• **Requirement**:
Provide the records once more, identical to the original.

• **Source material**:

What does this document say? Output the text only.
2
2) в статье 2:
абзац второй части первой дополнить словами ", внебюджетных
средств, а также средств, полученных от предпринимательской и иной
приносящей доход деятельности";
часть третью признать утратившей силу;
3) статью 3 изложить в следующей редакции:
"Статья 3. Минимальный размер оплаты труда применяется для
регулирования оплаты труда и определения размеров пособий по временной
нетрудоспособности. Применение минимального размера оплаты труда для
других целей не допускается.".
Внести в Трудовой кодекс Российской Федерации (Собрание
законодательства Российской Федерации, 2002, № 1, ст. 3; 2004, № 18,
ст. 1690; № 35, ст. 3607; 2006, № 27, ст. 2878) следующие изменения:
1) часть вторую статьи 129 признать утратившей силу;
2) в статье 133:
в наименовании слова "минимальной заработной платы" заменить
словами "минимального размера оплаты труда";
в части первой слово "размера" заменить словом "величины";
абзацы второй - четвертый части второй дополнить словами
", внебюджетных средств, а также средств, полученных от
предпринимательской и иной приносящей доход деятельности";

• **Task solution**:
What does this document say? Output the text only.
2
2) в статье 2:
абзац второй части первой дополнить словами ", внебюджетных
средств, а также средств, полученных от предпринимательской и иной
приносящей доход деятельности";
часть третью признать утратившей силу;
3) статью 3 изложить в следующей редакции:
"Статья 3. Минимальный размер оплаты труда применяется для
регулирования оплаты труда и определения размеров пособий по временной
нетрудоспособности. Применение минимального размера оплаты труда для
других целей не допускается.".
Внести в Трудовой кодекс Российской Федерации (Собрание
законодательства Российской Федерации, 2002, № 1, ст. 3; 2004, № 18,
ст. 1690; № 35, ст. 3607; 2006, № 27, ст. 2878) следующие изменения:
1) часть вторую статьи 129 признать утратившей силу;
2) в статье 133:
в наименовании слова "минимальной заработной платы" заменить
словами "минимального размера оплаты труда";
в части первой слово "размера" заменить словом "величины";
абзацы второй - четвертый части второй дополнить словами
", внебюджетных средств, а также средств, полученных от
предпринимательской и иной приносящей доход деятельности";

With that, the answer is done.